(Figure record listings)
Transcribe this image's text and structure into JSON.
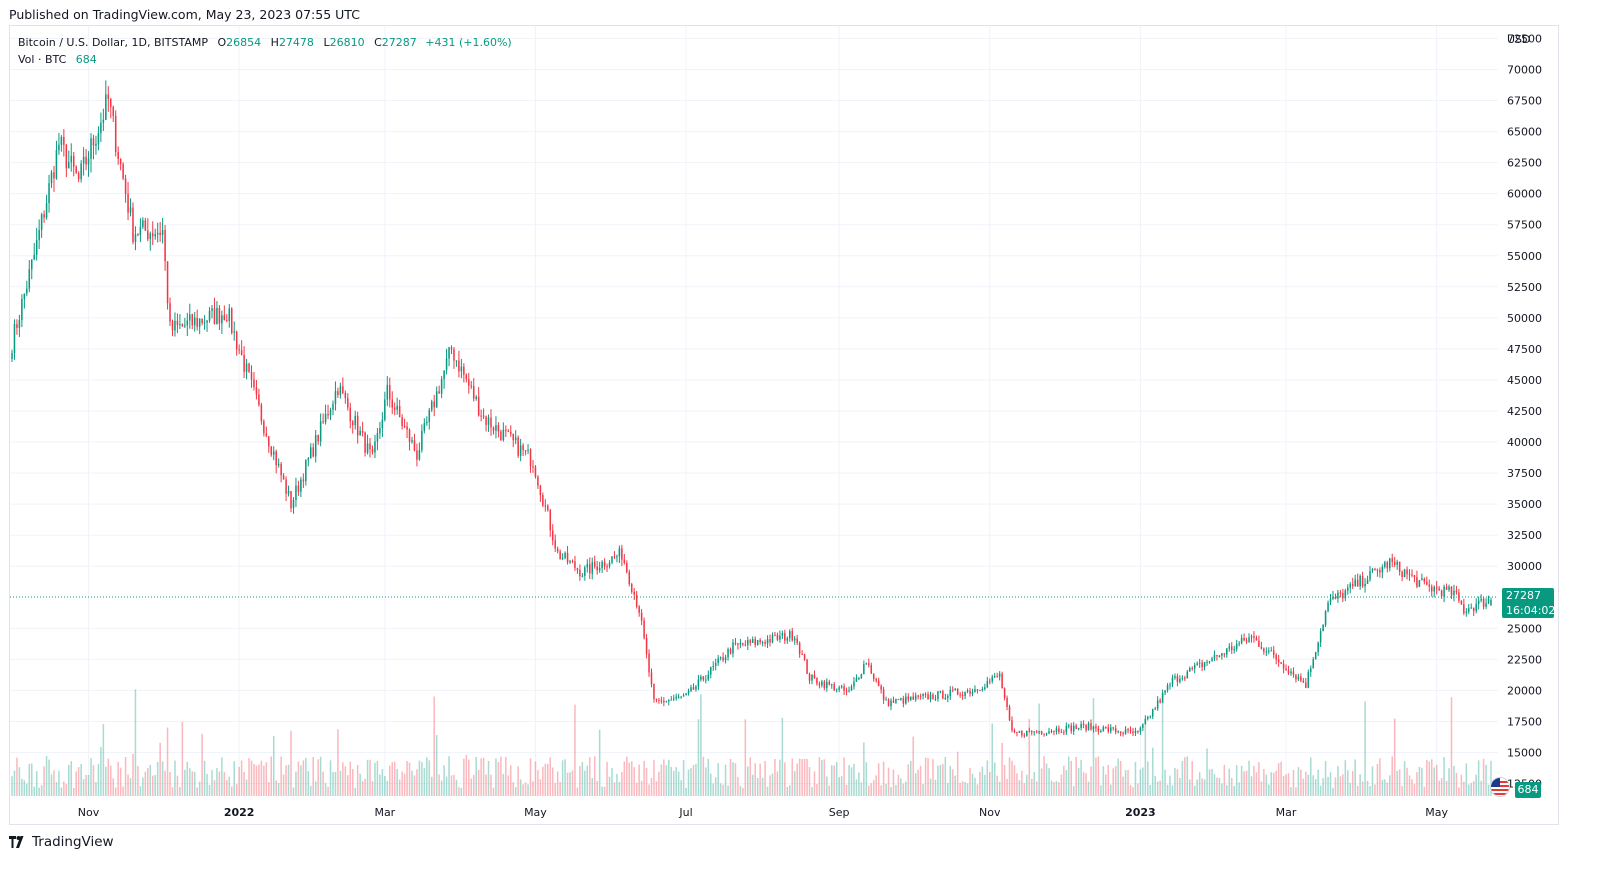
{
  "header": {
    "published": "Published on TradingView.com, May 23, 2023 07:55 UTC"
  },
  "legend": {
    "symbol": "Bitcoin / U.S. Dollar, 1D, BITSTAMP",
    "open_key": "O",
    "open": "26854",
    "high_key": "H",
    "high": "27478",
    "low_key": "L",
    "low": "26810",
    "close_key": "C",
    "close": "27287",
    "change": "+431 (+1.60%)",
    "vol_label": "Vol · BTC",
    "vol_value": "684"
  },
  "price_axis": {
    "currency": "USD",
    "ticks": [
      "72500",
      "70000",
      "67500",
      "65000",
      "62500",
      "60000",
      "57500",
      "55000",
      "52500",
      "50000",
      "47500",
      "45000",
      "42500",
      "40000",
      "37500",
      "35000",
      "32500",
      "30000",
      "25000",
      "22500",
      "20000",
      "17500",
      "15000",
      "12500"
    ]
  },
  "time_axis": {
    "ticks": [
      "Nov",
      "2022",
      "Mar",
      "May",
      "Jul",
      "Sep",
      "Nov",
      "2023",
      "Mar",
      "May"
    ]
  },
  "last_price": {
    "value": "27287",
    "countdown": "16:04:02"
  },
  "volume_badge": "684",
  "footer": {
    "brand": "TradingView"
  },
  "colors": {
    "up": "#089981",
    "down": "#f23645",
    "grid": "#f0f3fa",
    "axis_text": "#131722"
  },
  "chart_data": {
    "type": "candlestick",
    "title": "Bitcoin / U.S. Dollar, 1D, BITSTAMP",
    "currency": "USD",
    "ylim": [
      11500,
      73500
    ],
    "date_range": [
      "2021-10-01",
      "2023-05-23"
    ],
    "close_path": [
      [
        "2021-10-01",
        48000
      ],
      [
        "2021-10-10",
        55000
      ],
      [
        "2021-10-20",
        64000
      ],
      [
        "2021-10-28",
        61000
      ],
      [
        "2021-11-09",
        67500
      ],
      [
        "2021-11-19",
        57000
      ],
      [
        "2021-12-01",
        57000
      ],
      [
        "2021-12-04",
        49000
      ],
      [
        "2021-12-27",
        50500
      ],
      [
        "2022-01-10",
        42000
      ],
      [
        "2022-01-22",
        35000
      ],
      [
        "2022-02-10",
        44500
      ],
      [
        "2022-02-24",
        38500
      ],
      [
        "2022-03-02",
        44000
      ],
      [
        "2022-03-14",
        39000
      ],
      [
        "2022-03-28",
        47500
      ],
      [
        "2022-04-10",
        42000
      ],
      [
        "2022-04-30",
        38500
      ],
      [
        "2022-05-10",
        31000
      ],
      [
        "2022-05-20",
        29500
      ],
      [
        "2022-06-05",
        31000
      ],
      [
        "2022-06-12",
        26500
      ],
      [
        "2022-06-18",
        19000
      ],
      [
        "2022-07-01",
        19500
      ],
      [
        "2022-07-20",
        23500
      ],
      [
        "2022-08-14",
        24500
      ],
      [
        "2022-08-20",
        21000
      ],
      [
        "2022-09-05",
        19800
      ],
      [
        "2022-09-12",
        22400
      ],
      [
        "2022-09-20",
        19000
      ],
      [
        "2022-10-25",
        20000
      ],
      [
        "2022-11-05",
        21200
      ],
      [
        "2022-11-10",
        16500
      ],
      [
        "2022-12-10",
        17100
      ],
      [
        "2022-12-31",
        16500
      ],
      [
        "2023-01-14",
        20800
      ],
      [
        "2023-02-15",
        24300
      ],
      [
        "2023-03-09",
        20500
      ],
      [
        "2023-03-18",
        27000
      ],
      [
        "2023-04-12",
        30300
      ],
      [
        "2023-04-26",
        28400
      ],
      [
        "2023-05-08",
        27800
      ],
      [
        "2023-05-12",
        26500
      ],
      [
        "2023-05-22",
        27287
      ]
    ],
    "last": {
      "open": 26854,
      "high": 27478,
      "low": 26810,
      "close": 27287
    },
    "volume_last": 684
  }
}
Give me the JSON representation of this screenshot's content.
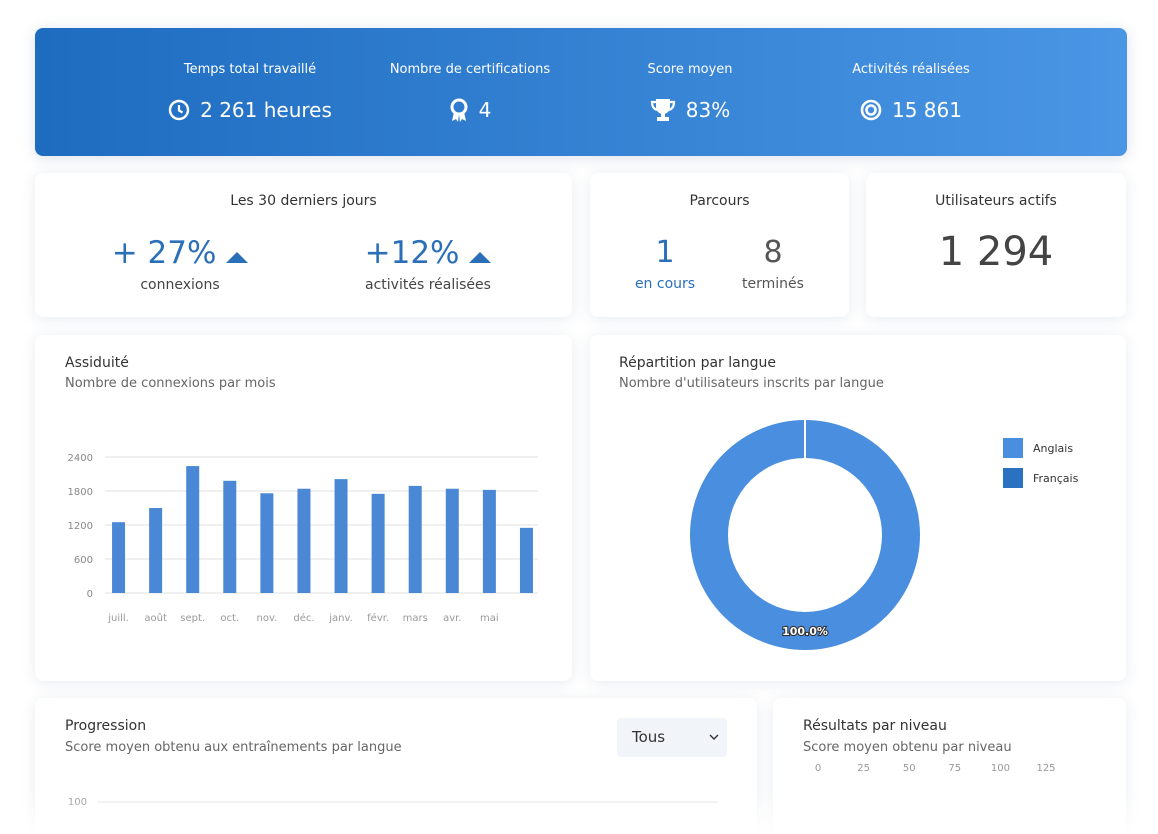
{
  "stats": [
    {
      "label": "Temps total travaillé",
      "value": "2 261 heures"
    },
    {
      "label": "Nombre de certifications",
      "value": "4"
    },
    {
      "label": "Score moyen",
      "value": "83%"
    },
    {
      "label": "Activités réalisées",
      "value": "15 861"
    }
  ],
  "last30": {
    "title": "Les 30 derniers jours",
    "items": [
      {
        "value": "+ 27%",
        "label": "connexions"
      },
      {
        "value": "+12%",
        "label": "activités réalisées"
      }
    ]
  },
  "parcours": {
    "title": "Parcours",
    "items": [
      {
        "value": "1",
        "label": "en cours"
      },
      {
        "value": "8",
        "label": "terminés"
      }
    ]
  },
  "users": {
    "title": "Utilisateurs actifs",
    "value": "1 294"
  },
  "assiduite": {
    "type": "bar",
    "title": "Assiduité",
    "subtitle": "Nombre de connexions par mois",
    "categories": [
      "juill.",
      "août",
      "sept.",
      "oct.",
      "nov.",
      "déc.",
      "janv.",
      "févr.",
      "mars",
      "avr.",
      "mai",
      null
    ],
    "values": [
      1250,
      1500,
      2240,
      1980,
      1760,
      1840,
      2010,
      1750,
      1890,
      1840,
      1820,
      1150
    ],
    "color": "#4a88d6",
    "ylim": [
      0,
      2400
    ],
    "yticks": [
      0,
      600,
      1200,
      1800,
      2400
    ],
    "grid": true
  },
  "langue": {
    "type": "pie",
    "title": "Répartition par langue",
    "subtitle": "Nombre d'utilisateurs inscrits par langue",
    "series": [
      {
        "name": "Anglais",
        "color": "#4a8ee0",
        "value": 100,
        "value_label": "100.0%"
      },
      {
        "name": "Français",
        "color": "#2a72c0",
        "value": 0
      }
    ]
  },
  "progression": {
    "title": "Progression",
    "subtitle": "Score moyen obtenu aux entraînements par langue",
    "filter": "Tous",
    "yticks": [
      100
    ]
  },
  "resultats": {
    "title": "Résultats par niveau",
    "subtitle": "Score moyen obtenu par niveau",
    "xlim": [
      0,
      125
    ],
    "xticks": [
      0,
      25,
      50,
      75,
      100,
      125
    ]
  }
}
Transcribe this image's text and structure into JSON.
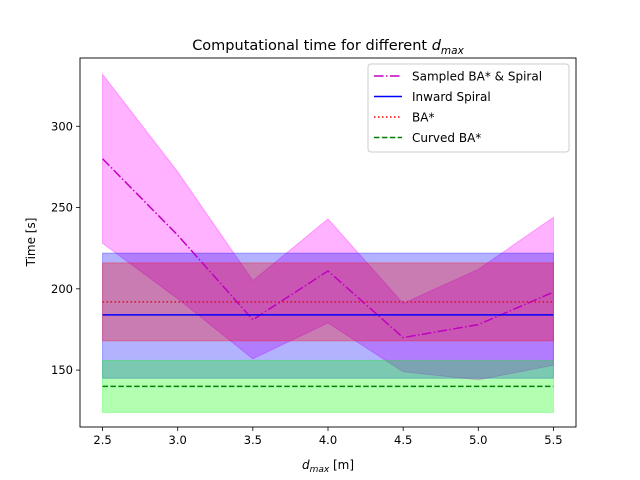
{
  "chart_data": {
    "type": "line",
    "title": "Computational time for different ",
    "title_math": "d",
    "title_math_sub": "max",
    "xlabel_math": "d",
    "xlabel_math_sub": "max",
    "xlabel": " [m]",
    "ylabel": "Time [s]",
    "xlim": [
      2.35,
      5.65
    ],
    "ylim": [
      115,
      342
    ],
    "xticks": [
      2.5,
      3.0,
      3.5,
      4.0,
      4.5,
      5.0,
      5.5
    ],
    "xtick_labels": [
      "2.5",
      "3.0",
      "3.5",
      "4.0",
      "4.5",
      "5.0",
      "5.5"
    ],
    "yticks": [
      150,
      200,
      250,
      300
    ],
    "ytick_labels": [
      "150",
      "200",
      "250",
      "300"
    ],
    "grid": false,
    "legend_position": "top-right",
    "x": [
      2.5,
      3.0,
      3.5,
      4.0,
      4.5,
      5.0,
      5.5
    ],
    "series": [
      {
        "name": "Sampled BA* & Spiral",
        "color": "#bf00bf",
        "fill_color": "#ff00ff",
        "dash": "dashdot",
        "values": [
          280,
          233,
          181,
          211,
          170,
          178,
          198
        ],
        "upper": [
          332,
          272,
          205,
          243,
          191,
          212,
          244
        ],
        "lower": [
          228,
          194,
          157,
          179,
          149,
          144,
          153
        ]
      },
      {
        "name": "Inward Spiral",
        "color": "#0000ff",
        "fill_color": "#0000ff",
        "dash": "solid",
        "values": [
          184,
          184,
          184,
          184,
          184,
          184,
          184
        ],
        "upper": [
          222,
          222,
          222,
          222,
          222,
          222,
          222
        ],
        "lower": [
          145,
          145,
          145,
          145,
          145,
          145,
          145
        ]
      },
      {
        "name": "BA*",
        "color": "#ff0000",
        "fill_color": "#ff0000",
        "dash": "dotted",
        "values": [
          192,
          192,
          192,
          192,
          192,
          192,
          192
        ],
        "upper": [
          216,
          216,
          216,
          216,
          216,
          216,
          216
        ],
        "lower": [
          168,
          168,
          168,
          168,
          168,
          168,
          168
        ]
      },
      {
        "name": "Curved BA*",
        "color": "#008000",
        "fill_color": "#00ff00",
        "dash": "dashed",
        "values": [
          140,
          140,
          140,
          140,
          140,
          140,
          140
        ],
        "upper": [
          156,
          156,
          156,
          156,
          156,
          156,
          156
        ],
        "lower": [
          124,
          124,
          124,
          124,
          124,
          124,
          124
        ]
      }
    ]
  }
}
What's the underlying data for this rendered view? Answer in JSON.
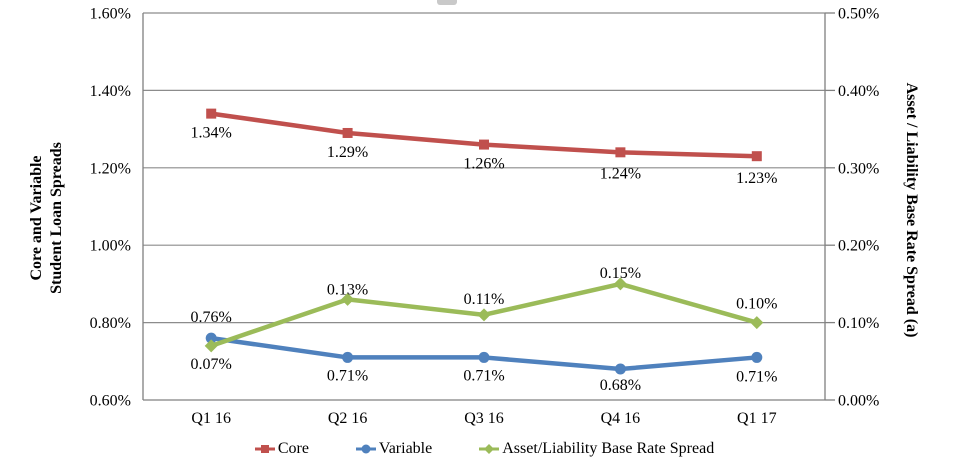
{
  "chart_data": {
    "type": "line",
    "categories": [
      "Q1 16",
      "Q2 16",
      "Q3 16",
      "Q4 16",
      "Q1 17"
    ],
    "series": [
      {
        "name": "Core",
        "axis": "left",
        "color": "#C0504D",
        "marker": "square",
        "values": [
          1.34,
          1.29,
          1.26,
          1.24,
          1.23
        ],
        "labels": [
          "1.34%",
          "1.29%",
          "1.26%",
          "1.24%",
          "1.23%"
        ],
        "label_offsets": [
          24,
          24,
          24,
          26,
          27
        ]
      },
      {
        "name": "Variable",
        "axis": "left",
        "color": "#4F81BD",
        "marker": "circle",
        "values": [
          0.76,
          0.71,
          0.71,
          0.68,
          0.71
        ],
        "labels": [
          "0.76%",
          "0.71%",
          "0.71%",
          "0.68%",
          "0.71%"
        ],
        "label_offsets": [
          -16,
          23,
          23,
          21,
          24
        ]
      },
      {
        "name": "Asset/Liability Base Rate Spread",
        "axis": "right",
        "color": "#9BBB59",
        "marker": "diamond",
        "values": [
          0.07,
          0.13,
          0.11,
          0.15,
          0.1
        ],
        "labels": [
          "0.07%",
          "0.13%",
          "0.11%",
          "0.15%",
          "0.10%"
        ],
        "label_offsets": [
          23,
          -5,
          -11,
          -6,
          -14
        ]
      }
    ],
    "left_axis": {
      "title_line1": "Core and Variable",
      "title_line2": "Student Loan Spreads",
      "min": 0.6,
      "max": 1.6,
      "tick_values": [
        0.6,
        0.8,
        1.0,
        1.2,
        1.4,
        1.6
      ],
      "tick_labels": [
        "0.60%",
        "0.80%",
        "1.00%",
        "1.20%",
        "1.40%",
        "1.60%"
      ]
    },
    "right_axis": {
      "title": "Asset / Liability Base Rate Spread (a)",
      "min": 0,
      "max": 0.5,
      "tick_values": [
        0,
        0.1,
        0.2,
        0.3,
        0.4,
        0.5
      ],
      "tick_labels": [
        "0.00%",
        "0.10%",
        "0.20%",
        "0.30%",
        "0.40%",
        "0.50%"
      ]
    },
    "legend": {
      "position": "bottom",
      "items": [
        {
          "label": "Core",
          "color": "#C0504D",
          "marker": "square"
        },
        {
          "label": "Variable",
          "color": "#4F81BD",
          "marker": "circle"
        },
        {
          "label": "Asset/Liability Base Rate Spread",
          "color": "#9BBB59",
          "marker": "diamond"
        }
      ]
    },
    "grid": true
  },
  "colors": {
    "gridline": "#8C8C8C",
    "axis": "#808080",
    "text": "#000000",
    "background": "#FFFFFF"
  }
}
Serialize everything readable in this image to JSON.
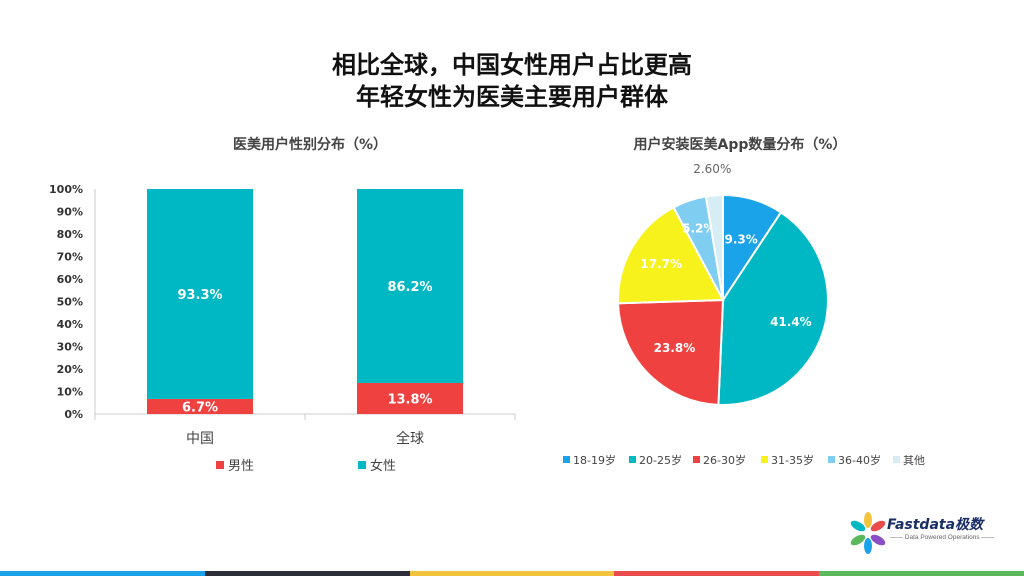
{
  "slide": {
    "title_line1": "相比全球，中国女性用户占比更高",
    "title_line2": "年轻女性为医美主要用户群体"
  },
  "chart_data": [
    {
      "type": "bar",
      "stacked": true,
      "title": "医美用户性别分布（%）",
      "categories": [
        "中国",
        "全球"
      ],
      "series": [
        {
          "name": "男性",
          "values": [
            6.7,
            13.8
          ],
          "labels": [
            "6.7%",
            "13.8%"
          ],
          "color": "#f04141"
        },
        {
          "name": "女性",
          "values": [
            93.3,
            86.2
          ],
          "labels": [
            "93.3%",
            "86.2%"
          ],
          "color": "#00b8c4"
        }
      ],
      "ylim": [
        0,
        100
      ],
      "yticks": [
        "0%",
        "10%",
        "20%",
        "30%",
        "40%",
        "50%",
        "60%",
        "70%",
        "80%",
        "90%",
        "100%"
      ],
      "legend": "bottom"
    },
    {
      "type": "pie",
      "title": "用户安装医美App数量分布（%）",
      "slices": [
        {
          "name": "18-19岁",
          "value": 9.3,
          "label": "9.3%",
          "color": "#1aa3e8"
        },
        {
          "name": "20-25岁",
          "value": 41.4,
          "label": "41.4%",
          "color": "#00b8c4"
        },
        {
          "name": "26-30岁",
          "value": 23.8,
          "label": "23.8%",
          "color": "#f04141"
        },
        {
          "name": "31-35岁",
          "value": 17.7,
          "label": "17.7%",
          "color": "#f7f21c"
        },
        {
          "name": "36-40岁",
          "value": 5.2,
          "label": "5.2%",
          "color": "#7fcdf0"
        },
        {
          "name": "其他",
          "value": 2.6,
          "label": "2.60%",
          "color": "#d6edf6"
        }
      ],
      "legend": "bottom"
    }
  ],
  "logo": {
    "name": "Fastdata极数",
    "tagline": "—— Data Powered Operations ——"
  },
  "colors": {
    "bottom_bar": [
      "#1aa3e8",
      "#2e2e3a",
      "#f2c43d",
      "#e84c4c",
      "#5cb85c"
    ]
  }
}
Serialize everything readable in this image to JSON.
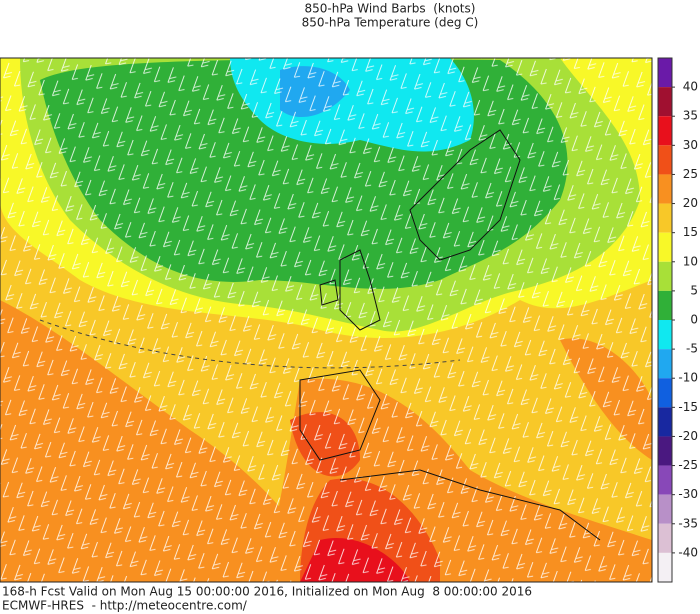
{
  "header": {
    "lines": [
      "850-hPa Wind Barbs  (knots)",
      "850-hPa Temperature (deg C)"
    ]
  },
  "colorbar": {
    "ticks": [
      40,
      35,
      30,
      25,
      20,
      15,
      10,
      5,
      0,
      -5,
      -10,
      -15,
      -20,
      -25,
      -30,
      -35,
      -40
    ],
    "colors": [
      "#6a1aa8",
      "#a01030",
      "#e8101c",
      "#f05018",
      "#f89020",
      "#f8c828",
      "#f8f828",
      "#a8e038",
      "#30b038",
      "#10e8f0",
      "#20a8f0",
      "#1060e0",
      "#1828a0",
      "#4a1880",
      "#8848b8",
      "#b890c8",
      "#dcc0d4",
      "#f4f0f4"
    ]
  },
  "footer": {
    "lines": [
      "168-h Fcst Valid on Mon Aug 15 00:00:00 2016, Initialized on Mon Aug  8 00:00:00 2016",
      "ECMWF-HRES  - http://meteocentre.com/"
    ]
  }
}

▸ WHAT TO PRODUCE
Every line of the records that includes the word "moyen" should be gathered.

▸ RESULT FOR THIS TASK
      "label": "Score moyen",
    "subtitle": "Score moyen obtenu aux entraînements par langue",
    "subtitle": "Score moyen obtenu par niveau",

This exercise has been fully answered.